→ EXERCISE INSTRUCTIONS: Reproduce all records exactly.

Items from a data source

##############################

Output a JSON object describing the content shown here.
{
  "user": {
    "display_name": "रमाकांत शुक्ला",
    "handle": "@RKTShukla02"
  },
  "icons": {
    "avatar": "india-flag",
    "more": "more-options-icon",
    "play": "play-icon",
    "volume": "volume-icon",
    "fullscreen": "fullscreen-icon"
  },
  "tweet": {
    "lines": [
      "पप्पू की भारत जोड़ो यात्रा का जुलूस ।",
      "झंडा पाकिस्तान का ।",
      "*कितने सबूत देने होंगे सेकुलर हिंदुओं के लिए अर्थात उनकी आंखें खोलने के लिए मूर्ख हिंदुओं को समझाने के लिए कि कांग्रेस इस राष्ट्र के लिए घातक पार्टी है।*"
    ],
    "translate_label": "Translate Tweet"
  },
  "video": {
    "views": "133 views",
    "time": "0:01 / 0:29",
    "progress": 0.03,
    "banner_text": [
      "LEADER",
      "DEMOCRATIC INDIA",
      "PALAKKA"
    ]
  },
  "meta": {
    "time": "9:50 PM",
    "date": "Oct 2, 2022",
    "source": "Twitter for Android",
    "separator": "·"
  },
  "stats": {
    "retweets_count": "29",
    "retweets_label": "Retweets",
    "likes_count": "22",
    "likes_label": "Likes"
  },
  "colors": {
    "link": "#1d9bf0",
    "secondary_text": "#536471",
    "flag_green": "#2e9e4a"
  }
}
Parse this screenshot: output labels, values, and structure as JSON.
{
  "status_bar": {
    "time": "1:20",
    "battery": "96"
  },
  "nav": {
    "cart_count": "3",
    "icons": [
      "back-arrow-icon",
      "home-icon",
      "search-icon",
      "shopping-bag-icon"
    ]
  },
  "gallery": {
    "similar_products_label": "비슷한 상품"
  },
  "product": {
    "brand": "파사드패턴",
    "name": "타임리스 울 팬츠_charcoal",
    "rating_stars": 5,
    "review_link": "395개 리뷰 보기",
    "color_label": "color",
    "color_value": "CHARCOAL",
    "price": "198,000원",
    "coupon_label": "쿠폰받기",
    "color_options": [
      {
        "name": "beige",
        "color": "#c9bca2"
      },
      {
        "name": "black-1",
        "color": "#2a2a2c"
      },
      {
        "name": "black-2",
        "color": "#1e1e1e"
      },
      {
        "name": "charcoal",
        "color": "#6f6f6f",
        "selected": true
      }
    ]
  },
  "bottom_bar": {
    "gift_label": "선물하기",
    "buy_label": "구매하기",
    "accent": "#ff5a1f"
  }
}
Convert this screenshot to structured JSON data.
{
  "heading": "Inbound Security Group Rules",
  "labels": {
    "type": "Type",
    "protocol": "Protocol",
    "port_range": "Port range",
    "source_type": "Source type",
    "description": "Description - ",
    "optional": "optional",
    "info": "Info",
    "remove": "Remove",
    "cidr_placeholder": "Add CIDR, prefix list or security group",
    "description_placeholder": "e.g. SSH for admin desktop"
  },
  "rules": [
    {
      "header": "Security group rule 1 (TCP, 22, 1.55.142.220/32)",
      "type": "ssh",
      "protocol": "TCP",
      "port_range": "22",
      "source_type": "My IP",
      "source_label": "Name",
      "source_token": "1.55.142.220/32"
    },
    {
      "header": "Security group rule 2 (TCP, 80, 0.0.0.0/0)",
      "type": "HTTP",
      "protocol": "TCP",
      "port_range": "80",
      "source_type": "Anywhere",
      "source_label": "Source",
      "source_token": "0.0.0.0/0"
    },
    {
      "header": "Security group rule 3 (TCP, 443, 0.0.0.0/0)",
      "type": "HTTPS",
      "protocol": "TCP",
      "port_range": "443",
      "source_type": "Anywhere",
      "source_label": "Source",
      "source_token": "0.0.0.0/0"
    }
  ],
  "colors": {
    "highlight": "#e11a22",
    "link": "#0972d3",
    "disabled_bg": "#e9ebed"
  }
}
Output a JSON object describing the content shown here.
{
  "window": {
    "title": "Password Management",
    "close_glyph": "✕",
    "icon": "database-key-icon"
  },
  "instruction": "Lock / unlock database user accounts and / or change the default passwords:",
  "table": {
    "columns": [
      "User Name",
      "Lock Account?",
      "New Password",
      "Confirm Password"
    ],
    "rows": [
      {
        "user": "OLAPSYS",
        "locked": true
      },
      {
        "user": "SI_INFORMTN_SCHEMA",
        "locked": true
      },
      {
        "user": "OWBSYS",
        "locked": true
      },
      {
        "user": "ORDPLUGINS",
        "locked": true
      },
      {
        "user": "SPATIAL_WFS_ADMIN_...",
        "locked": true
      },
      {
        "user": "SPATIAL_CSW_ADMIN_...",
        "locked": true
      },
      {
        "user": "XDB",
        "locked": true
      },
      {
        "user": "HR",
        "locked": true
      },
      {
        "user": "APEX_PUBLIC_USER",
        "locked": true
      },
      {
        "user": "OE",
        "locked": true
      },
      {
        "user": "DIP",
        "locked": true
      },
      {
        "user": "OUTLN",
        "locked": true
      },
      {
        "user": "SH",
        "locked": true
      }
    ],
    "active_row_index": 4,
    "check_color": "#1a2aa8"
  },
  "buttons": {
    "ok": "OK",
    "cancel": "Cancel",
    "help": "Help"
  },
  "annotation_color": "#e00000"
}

##############################

→ THE SOLUTION:
Output a JSON object describing the content shown here.
{
  "user": {
    "display_name": "रमाकांत शुक्ला",
    "handle": "@RKTShukla02"
  },
  "icons": {
    "avatar": "india-flag",
    "more": "more-options-icon",
    "play": "play-icon",
    "volume": "volume-icon",
    "fullscreen": "fullscreen-icon"
  },
  "tweet": {
    "lines": [
      "पप्पू की भारत जोड़ो यात्रा का जुलूस ।",
      "झंडा पाकिस्तान का ।",
      "*कितने सबूत देने होंगे सेकुलर हिंदुओं के लिए अर्थात उनकी आंखें खोलने के लिए मूर्ख हिंदुओं को समझाने के लिए कि कांग्रेस इस राष्ट्र के लिए घातक पार्टी है।*"
    ],
    "translate_label": "Translate Tweet"
  },
  "video": {
    "views": "133 views",
    "time": "0:01 / 0:29",
    "progress": 0.03,
    "banner_text": [
      "LEADER",
      "DEMOCRATIC INDIA",
      "PALAKKA"
    ]
  },
  "meta": {
    "time": "9:50 PM",
    "date": "Oct 2, 2022",
    "source": "Twitter for Android",
    "separator": "·"
  },
  "stats": {
    "retweets_count": "29",
    "retweets_label": "Retweets",
    "likes_count": "22",
    "likes_label": "Likes"
  },
  "colors": {
    "link": "#1d9bf0",
    "secondary_text": "#536471",
    "flag_green": "#2e9e4a"
  }
}
Parse this screenshot: output labels, values, and structure as JSON.
{
  "status_bar": {
    "time": "1:20",
    "battery": "96"
  },
  "nav": {
    "cart_count": "3",
    "icons": [
      "back-arrow-icon",
      "home-icon",
      "search-icon",
      "shopping-bag-icon"
    ]
  },
  "gallery": {
    "similar_products_label": "비슷한 상품"
  },
  "product": {
    "brand": "파사드패턴",
    "name": "타임리스 울 팬츠_charcoal",
    "rating_stars": 5,
    "review_link": "395개 리뷰 보기",
    "color_label": "color",
    "color_value": "CHARCOAL",
    "price": "198,000원",
    "coupon_label": "쿠폰받기",
    "color_options": [
      {
        "name": "beige",
        "color": "#c9bca2"
      },
      {
        "name": "black-1",
        "color": "#2a2a2c"
      },
      {
        "name": "black-2",
        "color": "#1e1e1e"
      },
      {
        "name": "charcoal",
        "color": "#6f6f6f",
        "selected": true
      }
    ]
  },
  "bottom_bar": {
    "gift_label": "선물하기",
    "buy_label": "구매하기",
    "accent": "#ff5a1f"
  }
}
Convert this screenshot to structured JSON data.
{
  "heading": "Inbound Security Group Rules",
  "labels": {
    "type": "Type",
    "protocol": "Protocol",
    "port_range": "Port range",
    "source_type": "Source type",
    "description": "Description - ",
    "optional": "optional",
    "info": "Info",
    "remove": "Remove",
    "cidr_placeholder": "Add CIDR, prefix list or security group",
    "description_placeholder": "e.g. SSH for admin desktop"
  },
  "rules": [
    {
      "header": "Security group rule 1 (TCP, 22, 1.55.142.220/32)",
      "type": "ssh",
      "protocol": "TCP",
      "port_range": "22",
      "source_type": "My IP",
      "source_label": "Name",
      "source_token": "1.55.142.220/32"
    },
    {
      "header": "Security group rule 2 (TCP, 80, 0.0.0.0/0)",
      "type": "HTTP",
      "protocol": "TCP",
      "port_range": "80",
      "source_type": "Anywhere",
      "source_label": "Source",
      "source_token": "0.0.0.0/0"
    },
    {
      "header": "Security group rule 3 (TCP, 443, 0.0.0.0/0)",
      "type": "HTTPS",
      "protocol": "TCP",
      "port_range": "443",
      "source_type": "Anywhere",
      "source_label": "Source",
      "source_token": "0.0.0.0/0"
    }
  ],
  "colors": {
    "highlight": "#e11a22",
    "link": "#0972d3",
    "disabled_bg": "#e9ebed"
  }
}
Output a JSON object describing the content shown here.
{
  "window": {
    "title": "Password Management",
    "close_glyph": "✕",
    "icon": "database-key-icon"
  },
  "instruction": "Lock / unlock database user accounts and / or change the default passwords:",
  "table": {
    "columns": [
      "User Name",
      "Lock Account?",
      "New Password",
      "Confirm Password"
    ],
    "rows": [
      {
        "user": "OLAPSYS",
        "locked": true
      },
      {
        "user": "SI_INFORMTN_SCHEMA",
        "locked": true
      },
      {
        "user": "OWBSYS",
        "locked": true
      },
      {
        "user": "ORDPLUGINS",
        "locked": true
      },
      {
        "user": "SPATIAL_WFS_ADMIN_...",
        "locked": true
      },
      {
        "user": "SPATIAL_CSW_ADMIN_...",
        "locked": true
      },
      {
        "user": "XDB",
        "locked": true
      },
      {
        "user": "HR",
        "locked": true
      },
      {
        "user": "APEX_PUBLIC_USER",
        "locked": true
      },
      {
        "user": "OE",
        "locked": true
      },
      {
        "user": "DIP",
        "locked": true
      },
      {
        "user": "OUTLN",
        "locked": true
      },
      {
        "user": "SH",
        "locked": true
      }
    ],
    "active_row_index": 4,
    "check_color": "#1a2aa8"
  },
  "buttons": {
    "ok": "OK",
    "cancel": "Cancel",
    "help": "Help"
  },
  "annotation_color": "#e00000"
}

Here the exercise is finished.